The problem. Of the lines in the entries, how many hold the word "title"? Give that number alone.
··· Entries supplied
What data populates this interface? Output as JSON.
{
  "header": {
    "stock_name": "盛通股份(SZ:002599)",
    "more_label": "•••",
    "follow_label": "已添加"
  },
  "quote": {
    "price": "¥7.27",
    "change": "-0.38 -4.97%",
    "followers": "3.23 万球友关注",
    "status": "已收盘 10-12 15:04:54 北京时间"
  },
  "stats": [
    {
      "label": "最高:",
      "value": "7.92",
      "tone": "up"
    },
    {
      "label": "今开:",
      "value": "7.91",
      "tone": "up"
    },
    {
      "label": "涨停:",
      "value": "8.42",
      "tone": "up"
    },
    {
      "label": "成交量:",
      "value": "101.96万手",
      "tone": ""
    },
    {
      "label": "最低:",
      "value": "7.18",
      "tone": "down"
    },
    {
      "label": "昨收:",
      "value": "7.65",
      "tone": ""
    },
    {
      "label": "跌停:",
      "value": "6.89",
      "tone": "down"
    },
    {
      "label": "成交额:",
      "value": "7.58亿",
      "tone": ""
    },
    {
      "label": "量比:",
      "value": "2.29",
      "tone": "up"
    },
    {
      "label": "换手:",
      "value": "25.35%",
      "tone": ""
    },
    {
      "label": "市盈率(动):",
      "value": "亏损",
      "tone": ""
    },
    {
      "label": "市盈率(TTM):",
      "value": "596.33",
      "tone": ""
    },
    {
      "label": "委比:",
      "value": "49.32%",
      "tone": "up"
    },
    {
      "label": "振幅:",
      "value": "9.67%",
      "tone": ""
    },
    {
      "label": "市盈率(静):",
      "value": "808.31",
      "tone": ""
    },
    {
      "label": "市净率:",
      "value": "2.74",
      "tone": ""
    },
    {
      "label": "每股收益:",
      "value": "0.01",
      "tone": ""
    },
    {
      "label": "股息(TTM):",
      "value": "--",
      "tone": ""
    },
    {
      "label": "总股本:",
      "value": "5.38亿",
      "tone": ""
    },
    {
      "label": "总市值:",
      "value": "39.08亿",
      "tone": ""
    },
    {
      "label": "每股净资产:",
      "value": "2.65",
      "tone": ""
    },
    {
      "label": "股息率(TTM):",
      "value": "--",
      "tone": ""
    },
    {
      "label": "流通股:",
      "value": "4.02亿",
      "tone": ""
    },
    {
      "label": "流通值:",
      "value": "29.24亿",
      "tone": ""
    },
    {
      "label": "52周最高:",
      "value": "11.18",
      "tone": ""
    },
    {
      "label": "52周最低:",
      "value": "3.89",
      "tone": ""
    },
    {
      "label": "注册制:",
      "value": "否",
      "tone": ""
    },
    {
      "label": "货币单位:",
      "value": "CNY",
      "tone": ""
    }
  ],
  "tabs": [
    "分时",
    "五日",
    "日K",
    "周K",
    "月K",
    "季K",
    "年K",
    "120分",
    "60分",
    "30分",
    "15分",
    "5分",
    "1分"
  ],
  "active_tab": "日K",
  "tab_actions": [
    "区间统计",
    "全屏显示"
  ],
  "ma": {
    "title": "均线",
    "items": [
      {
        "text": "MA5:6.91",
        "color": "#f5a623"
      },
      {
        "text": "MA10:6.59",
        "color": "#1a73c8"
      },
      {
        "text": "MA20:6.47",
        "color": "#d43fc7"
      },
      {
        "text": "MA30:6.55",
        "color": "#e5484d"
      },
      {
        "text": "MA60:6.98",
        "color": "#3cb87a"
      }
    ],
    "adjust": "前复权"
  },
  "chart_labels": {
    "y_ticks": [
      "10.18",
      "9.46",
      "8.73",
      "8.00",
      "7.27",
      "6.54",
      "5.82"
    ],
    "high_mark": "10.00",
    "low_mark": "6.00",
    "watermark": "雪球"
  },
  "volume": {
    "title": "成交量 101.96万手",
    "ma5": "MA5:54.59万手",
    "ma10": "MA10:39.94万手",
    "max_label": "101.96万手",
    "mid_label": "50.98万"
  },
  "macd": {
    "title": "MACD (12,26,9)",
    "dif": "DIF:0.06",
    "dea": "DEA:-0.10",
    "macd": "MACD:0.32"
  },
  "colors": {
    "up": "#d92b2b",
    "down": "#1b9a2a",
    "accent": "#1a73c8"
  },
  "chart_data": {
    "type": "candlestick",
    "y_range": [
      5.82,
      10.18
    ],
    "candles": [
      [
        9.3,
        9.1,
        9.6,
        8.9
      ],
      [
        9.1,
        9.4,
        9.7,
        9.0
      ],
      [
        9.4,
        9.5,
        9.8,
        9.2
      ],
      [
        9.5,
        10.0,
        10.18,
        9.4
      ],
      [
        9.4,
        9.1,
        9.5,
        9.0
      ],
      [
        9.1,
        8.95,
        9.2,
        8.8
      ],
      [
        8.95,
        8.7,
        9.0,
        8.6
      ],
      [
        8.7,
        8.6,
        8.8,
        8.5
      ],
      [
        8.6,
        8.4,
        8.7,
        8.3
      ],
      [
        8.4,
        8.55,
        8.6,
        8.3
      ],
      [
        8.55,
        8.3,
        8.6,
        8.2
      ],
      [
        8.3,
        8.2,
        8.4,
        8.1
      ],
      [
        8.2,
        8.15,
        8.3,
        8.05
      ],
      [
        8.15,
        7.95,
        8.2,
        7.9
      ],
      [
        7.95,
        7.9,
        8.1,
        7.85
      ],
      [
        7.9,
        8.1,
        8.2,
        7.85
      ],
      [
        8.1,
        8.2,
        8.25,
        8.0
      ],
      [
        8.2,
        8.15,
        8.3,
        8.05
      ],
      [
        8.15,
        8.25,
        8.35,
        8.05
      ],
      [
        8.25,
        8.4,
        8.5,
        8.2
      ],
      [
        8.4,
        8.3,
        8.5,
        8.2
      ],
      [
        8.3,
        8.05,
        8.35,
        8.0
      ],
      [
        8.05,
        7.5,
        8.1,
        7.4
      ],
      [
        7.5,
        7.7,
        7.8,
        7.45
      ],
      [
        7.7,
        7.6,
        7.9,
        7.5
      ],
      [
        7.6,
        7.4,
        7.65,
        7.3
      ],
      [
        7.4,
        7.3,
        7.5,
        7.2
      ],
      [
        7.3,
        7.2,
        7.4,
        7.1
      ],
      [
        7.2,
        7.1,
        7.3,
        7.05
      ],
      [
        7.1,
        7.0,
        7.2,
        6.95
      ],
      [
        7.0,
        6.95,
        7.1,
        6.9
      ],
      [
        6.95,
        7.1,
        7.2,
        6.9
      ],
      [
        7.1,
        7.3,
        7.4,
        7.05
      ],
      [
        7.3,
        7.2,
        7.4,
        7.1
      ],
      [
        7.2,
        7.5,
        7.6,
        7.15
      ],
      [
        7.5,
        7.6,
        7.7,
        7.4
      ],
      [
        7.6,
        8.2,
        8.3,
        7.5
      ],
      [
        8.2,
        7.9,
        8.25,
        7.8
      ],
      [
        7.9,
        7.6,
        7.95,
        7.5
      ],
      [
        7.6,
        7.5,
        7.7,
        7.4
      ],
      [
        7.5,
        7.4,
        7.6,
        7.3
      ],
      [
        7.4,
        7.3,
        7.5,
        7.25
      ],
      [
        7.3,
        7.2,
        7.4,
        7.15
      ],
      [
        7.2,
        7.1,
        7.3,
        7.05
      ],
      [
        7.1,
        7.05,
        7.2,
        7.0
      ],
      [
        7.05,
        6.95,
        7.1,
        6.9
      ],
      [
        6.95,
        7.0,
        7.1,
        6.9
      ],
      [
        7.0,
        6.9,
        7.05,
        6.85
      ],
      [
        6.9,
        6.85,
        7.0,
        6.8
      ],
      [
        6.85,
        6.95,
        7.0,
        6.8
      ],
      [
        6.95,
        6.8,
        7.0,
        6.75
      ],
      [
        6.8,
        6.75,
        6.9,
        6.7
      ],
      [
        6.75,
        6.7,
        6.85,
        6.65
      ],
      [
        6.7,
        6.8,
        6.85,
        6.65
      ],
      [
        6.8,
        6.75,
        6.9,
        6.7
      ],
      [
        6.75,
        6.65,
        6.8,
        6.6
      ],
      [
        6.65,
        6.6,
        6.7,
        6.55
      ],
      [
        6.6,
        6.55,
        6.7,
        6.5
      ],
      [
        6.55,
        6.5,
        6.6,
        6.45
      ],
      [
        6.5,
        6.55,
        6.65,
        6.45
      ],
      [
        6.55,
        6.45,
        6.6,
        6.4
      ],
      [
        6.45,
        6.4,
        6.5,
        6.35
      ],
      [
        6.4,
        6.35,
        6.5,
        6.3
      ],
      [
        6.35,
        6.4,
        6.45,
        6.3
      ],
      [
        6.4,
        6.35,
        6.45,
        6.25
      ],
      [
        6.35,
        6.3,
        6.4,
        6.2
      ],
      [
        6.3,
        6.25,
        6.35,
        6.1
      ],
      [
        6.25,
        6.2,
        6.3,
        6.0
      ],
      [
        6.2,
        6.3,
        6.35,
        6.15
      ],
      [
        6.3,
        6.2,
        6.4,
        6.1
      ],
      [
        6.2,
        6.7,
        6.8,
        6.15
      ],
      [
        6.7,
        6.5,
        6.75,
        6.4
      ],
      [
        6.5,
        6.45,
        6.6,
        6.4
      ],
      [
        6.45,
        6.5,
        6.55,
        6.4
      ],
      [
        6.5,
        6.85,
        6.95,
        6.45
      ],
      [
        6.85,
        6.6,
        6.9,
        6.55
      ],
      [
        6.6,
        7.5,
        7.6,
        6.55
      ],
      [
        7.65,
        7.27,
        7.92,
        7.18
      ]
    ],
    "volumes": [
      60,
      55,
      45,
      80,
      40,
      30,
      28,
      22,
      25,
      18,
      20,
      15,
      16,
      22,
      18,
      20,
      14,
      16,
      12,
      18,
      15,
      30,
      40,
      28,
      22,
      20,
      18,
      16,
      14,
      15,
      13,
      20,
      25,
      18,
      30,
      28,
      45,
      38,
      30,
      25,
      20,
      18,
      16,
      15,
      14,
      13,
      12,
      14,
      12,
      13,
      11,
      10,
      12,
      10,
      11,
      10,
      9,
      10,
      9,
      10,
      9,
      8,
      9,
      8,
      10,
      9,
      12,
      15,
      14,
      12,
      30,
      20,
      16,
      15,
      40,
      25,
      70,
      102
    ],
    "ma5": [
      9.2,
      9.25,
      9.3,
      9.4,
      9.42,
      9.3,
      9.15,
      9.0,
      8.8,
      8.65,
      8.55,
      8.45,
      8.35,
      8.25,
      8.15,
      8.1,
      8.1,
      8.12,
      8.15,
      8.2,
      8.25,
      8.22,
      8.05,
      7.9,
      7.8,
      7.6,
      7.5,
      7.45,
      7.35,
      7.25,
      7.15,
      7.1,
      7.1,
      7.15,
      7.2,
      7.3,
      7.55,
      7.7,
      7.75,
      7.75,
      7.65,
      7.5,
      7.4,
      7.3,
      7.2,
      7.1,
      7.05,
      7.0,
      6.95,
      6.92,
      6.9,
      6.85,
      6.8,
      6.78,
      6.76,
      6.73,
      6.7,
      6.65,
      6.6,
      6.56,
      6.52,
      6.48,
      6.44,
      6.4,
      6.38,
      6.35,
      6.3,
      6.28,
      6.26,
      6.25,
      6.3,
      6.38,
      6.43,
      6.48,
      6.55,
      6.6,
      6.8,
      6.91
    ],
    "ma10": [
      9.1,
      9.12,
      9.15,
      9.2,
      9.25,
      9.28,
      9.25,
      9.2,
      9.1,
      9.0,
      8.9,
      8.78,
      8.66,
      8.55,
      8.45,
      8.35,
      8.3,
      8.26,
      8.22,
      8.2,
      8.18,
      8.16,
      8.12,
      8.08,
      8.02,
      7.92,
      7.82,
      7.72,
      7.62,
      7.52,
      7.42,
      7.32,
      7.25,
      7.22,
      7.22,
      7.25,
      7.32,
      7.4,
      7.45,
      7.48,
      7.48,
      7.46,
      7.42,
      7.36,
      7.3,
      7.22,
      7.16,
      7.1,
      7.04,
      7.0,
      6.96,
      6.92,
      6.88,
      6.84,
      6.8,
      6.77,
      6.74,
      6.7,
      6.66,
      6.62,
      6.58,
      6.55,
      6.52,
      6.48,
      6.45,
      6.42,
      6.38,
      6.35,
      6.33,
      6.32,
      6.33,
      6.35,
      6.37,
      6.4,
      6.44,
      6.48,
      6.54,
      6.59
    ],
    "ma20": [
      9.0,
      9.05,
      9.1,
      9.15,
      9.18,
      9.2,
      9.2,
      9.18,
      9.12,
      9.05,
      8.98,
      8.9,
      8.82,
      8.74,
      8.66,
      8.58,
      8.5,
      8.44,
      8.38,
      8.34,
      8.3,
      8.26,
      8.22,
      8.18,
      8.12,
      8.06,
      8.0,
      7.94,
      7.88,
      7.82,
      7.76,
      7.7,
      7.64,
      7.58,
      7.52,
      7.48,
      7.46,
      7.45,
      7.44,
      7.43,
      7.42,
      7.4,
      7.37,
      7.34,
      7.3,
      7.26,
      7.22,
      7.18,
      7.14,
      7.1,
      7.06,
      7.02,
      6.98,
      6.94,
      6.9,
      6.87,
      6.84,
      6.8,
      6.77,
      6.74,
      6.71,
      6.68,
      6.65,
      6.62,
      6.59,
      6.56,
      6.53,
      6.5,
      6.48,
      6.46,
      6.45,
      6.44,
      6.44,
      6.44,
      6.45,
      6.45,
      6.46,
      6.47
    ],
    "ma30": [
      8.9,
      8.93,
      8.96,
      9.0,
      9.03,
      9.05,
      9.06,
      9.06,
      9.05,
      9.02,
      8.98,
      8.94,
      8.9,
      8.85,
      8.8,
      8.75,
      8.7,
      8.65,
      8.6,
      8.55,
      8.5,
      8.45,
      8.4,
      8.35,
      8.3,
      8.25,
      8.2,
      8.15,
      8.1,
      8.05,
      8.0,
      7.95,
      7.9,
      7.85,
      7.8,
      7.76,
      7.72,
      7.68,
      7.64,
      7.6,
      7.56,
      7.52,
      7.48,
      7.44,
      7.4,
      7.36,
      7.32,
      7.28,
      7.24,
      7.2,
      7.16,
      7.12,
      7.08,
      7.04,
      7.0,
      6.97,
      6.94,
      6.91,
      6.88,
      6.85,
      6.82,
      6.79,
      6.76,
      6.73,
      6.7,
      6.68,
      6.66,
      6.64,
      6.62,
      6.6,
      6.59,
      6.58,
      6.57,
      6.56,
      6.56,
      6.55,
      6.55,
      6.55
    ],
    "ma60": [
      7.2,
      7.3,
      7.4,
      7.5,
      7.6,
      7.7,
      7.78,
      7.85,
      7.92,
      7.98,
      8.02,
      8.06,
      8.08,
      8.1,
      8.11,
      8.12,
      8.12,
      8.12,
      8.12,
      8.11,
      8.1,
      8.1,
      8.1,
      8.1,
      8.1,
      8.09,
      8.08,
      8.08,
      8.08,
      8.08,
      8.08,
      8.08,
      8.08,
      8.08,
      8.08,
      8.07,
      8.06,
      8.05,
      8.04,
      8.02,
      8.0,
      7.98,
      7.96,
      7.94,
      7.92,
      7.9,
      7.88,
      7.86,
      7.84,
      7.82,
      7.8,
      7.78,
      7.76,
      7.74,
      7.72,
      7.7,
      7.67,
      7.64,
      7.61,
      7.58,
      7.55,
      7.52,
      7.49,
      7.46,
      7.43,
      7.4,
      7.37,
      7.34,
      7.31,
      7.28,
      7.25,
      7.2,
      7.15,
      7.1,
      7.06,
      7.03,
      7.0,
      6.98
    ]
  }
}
······
Exercise solution. 3